What to produce:
Copy out the stretch of rows that opens with the line containing "Patent image size: (924, 549)." and closes with the line containing "The edge of metal", swapping "enlarged" for "magnified" and changing nothing else.

Records to use:
○ ○ ○ ○

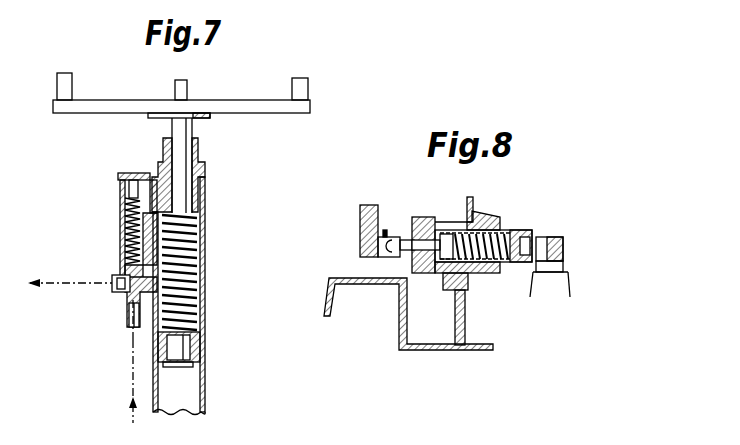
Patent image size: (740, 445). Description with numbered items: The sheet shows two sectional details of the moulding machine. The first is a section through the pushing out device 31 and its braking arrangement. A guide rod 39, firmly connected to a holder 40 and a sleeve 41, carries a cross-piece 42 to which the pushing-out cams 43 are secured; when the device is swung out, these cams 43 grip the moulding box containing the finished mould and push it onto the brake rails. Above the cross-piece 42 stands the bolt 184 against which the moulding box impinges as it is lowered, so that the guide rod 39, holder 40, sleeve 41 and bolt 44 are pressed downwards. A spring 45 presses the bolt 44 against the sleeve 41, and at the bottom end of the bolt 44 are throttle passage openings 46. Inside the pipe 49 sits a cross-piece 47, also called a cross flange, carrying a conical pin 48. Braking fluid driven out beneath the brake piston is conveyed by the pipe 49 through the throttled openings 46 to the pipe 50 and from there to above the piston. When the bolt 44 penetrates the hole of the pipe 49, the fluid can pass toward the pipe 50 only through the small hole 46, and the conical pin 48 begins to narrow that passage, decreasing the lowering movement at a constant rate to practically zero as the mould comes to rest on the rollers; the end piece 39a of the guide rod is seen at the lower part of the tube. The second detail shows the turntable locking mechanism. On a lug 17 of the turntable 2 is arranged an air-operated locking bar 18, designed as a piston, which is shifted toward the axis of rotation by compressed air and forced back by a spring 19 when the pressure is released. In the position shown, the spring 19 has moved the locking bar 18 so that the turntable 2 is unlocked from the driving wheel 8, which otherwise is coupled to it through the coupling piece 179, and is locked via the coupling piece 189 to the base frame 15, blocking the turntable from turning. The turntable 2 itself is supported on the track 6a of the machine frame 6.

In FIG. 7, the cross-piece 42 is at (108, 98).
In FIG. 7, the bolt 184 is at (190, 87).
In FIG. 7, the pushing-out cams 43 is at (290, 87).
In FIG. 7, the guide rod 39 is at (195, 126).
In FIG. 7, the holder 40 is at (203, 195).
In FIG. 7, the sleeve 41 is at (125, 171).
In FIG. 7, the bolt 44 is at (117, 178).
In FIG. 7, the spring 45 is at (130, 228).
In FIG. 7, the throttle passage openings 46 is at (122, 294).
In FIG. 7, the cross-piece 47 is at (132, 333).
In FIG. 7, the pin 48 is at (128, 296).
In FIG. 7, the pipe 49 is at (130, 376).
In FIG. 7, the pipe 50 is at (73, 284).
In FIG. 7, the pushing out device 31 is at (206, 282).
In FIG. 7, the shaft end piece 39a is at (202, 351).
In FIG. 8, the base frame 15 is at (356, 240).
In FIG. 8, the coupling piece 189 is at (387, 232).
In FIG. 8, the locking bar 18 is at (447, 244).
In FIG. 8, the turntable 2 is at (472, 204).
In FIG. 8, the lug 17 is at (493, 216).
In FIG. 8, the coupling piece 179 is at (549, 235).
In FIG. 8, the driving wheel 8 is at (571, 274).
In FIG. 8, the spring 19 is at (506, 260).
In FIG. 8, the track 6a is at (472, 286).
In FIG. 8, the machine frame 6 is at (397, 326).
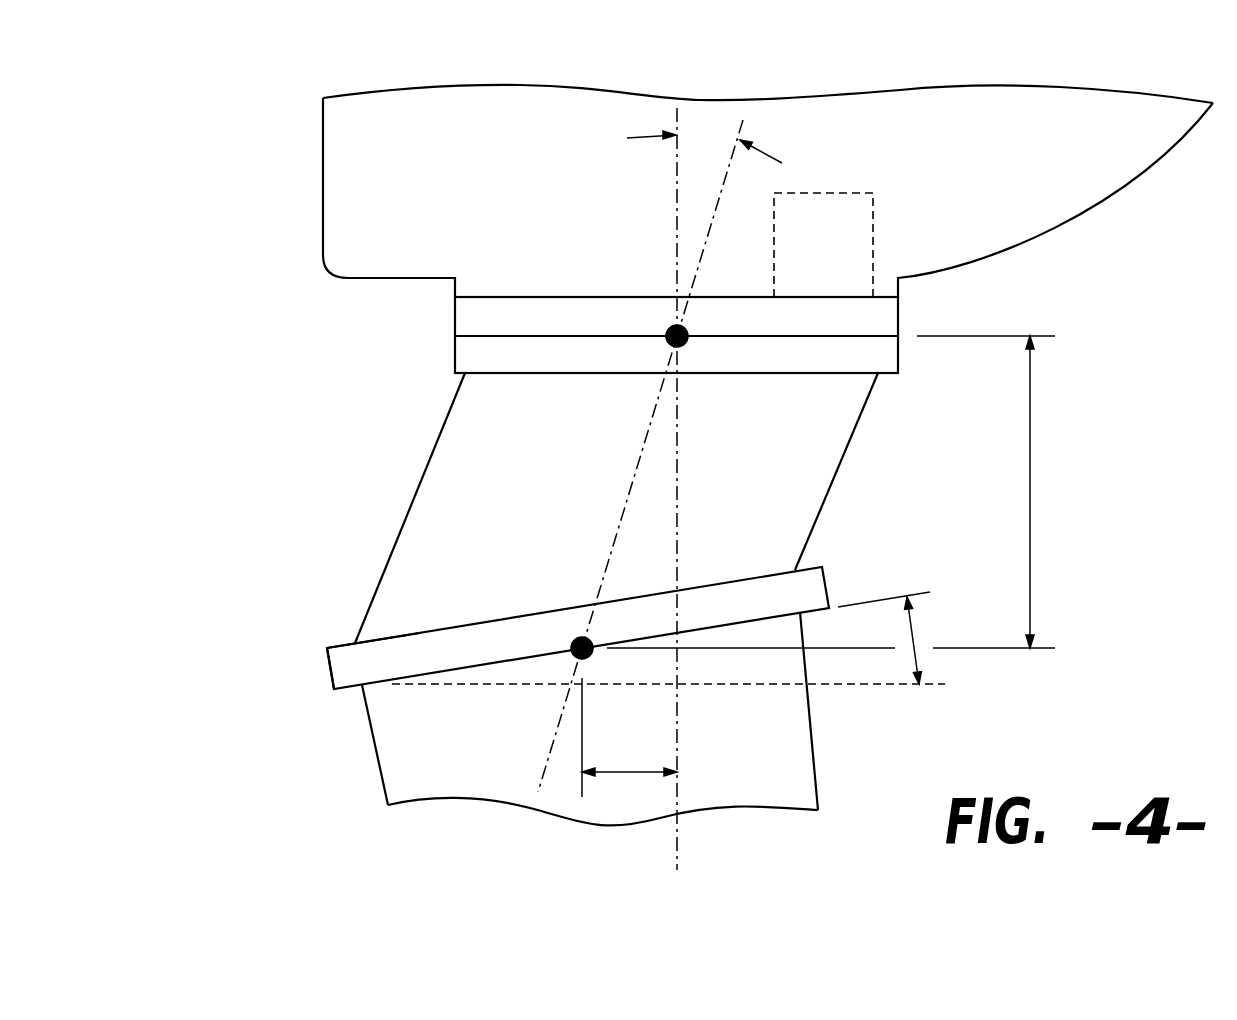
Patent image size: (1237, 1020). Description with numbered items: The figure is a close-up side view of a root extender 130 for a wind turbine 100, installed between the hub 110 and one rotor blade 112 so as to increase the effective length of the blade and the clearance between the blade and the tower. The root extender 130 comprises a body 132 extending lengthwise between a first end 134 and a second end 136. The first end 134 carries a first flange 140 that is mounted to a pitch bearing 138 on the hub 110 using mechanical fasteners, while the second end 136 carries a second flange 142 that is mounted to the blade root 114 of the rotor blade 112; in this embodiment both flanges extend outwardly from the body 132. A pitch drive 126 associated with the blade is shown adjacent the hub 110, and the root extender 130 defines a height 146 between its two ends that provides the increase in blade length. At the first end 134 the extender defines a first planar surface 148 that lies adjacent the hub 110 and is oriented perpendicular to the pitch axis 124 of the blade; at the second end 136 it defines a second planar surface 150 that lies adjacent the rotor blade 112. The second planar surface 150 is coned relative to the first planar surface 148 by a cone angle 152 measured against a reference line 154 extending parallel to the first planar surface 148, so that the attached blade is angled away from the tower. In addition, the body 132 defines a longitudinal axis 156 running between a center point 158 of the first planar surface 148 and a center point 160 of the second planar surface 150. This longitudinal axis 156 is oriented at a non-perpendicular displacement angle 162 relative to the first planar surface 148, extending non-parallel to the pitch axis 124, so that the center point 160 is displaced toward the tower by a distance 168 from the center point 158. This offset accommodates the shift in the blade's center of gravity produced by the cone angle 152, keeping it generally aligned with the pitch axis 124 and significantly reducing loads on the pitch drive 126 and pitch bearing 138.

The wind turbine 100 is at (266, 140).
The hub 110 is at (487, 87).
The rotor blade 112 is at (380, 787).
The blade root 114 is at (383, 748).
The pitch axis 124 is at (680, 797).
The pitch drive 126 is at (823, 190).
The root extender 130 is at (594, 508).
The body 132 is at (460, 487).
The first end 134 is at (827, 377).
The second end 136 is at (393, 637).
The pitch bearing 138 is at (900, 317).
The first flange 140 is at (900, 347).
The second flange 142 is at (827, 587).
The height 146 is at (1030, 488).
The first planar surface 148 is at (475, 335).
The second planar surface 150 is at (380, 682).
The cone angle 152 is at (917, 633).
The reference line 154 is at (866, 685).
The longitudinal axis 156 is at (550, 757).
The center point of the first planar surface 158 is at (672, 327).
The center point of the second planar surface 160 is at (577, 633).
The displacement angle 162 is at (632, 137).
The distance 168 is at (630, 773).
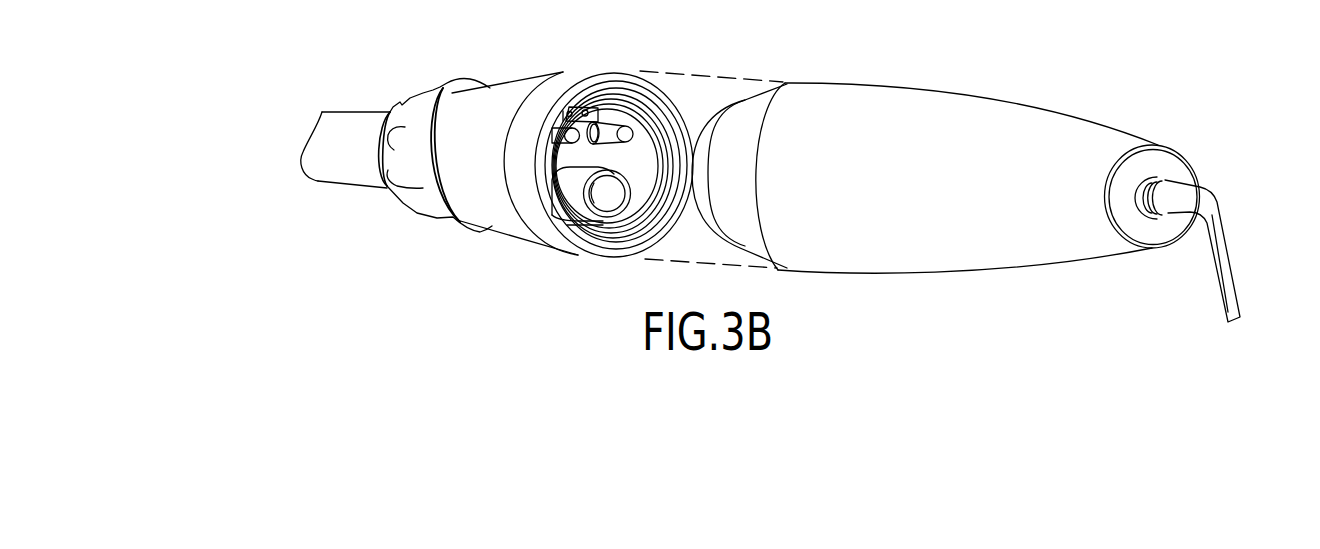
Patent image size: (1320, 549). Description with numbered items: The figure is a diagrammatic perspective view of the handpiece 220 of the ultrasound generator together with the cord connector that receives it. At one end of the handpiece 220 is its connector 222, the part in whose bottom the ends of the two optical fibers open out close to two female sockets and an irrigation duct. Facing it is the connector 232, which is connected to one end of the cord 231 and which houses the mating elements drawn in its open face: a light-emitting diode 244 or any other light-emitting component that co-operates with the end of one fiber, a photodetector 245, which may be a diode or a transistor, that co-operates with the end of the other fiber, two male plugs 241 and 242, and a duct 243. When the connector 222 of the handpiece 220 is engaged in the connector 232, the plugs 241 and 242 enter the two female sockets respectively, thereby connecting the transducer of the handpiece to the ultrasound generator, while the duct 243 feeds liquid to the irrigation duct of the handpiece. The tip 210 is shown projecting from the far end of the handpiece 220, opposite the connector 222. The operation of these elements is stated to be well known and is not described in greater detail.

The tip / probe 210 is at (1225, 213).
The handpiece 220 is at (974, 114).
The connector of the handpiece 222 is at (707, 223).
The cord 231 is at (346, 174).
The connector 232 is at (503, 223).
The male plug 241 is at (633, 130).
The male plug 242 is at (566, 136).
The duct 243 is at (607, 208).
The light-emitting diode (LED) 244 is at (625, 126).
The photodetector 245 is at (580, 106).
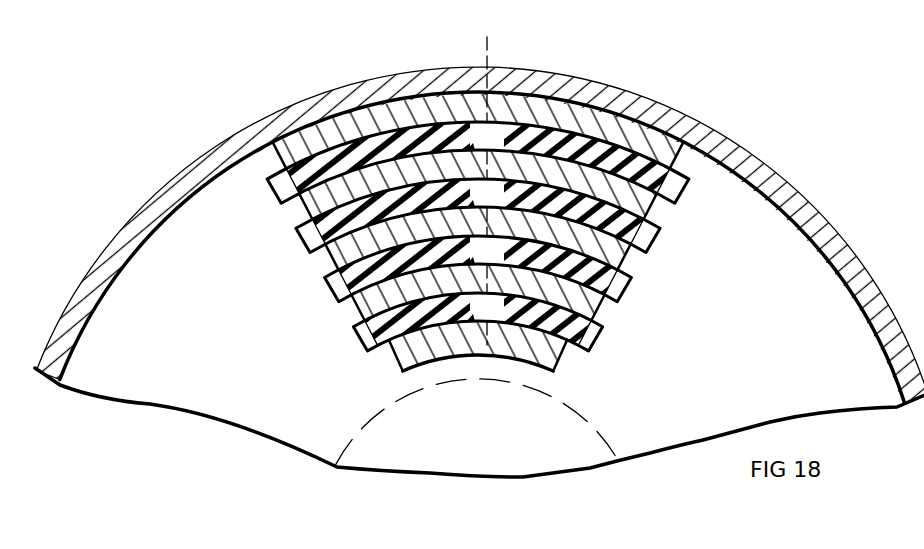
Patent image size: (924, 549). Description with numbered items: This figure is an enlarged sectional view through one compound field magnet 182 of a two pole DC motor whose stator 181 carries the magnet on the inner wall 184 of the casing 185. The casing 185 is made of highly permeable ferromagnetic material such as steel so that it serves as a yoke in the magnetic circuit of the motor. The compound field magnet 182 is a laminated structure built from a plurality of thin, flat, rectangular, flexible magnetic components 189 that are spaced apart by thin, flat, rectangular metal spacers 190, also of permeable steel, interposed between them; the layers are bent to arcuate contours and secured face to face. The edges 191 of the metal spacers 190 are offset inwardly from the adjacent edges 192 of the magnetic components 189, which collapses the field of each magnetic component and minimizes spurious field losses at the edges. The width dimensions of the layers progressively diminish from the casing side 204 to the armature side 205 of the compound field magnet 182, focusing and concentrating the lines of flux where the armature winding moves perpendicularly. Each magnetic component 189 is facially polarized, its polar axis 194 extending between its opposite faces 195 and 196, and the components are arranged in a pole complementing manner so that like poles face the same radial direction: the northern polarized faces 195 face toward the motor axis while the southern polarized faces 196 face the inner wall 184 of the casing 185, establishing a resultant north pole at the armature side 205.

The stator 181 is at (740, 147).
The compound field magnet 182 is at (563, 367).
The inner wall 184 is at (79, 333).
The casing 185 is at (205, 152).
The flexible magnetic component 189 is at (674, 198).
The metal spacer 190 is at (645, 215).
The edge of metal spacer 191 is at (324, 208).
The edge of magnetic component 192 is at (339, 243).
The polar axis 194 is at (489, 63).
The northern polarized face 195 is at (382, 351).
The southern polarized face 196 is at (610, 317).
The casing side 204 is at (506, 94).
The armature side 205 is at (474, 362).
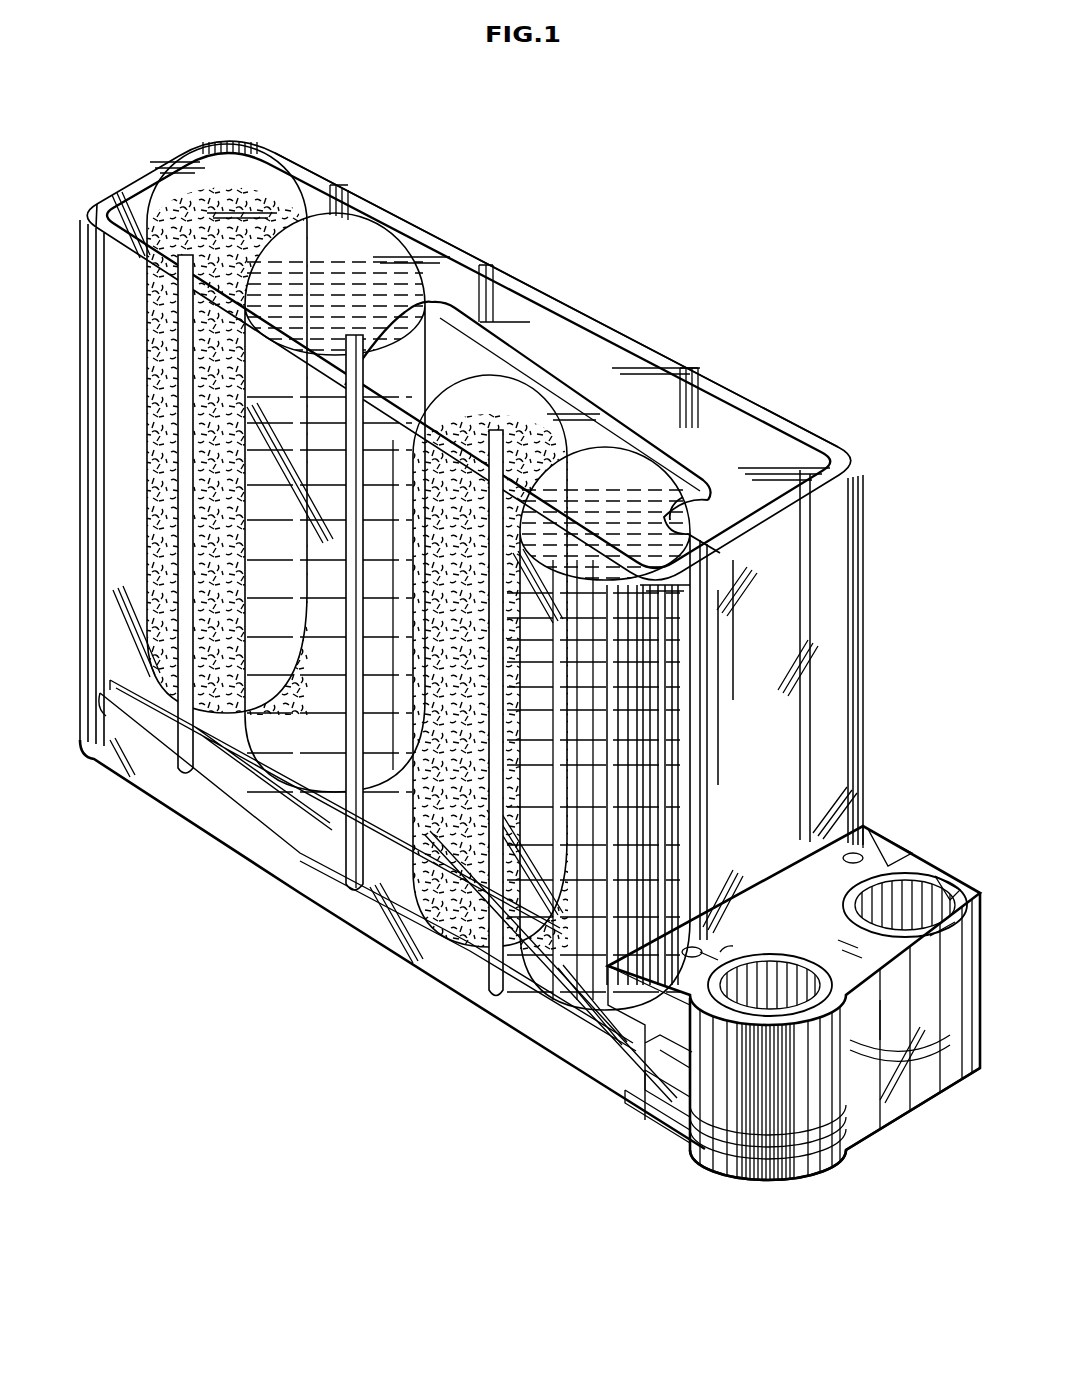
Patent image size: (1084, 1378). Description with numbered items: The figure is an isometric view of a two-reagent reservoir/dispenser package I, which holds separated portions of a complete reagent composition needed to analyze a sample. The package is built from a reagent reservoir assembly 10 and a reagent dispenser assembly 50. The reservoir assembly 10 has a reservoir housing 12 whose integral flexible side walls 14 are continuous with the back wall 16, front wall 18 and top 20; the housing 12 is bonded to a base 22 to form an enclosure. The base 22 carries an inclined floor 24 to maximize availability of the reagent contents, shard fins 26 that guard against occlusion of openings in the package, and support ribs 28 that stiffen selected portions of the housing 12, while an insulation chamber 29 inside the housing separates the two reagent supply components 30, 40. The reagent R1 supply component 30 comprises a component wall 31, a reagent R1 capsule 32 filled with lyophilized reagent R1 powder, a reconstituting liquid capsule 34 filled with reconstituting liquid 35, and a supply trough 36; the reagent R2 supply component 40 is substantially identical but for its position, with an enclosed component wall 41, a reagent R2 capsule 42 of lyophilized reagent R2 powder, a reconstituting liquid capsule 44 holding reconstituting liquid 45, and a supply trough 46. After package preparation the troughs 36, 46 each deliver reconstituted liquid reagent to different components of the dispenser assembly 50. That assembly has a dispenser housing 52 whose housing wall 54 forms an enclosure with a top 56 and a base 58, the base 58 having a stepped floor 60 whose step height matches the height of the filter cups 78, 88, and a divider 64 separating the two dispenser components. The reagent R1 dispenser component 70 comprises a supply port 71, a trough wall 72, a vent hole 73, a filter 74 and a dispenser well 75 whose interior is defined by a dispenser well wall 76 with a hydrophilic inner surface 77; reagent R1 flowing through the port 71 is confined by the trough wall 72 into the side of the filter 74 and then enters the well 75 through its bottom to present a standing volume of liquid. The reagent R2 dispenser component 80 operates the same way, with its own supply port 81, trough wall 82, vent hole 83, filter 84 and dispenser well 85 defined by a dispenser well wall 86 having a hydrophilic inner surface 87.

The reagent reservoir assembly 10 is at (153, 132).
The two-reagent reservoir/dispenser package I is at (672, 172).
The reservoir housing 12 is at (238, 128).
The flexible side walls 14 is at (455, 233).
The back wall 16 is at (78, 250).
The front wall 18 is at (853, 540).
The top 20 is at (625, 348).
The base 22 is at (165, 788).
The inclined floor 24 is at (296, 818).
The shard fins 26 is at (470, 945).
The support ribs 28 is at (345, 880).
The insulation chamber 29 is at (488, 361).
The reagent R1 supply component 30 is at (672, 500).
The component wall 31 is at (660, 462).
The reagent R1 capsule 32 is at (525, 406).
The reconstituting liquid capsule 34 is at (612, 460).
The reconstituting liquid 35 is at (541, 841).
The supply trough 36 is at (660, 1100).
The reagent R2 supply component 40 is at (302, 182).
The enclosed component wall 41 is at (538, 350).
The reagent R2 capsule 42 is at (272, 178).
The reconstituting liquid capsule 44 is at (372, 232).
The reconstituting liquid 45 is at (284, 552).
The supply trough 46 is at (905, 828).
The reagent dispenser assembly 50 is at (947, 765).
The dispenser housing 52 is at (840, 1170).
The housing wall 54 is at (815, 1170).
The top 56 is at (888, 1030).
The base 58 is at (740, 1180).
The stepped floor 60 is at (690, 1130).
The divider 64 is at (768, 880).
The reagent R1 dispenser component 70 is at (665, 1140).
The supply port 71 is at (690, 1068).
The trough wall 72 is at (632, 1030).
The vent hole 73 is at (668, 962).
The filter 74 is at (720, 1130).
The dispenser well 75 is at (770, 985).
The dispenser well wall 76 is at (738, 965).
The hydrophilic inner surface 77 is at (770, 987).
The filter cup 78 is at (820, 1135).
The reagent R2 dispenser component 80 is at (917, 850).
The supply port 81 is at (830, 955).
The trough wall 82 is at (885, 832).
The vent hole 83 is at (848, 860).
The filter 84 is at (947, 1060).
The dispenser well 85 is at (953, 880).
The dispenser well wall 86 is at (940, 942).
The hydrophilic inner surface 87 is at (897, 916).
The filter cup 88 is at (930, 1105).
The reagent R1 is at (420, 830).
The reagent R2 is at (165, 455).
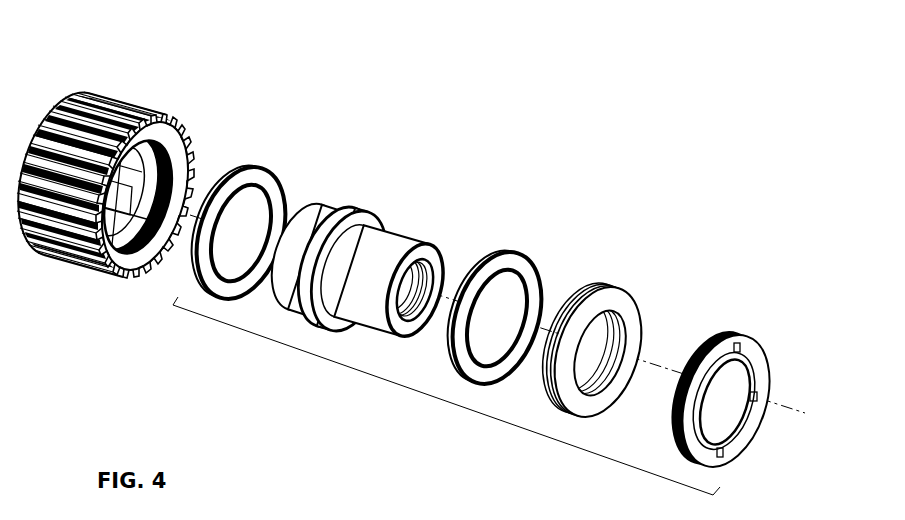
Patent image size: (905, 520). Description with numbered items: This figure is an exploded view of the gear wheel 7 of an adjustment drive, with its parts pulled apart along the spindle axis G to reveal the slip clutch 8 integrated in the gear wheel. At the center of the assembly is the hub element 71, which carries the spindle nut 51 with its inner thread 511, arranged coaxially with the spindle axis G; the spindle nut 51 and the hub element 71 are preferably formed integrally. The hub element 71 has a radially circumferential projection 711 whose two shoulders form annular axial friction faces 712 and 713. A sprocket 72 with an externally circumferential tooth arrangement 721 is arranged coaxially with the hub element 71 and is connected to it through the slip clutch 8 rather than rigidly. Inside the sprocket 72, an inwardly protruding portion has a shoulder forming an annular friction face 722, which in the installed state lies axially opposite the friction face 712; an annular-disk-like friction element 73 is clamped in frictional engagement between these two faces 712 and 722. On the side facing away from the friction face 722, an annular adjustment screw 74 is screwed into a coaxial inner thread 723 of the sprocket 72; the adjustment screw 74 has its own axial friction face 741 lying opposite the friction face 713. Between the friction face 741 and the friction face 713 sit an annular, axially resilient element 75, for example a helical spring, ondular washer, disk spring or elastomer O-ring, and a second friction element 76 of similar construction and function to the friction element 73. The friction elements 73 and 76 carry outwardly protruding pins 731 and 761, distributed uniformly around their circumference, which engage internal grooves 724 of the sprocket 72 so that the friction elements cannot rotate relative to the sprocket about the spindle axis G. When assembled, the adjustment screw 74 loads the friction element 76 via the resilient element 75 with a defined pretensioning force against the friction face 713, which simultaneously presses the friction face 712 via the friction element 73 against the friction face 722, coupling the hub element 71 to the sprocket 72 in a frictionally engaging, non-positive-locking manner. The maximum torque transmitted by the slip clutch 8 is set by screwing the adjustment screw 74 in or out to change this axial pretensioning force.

○ ○ ○ ○

Solution for this task:
Patent image size: (924, 549). Description with numbered items: This figure is an magnified sectional view through one compound field magnet 182 of a two pole DC motor whose stator 181 carries the magnet on the inner wall 184 of the casing 185. The casing 185 is made of highly permeable ferromagnetic material such as steel so that it serves as a yoke in the magnetic circuit of the motor. The compound field magnet 182 is a laminated structure built from a plurality of thin, flat, rectangular, flexible magnetic components 189 that are spaced apart by thin, flat, rectangular metal spacers 190, also of permeable steel, interposed between them; the layers are bent to arcuate contours and secured face to face. The edges 191 of the metal spacers 190 are offset inwardly from the adjacent edges 192 of the magnetic components 189, which collapses the field of each magnetic component and minimizes spurious field losses at the edges. The width dimensions of the layers progressively diminish from the casing side 204 to the armature side 205 of the compound field magnet 182, focusing and concentrating the lines of flux where the armature winding moves perpendicularly. Each magnetic component 189 is facially polarized, its polar axis 194 extending between its opposite faces 195 and 196, and the components are arranged in a pole complementing manner so that like poles face the same radial direction: the northern polarized faces 195 face toward the motor axis while the southern polarized faces 196 face the inner wall 184 of the casing 185, establishing a resultant north pole at the armature side 205.

The stator 181 is at (740, 147).
The compound field magnet 182 is at (563, 367).
The inner wall 184 is at (79, 333).
The casing 185 is at (205, 152).
The flexible magnetic component 189 is at (674, 198).
The metal spacer 190 is at (645, 215).
The edge of metal spacer 191 is at (324, 208).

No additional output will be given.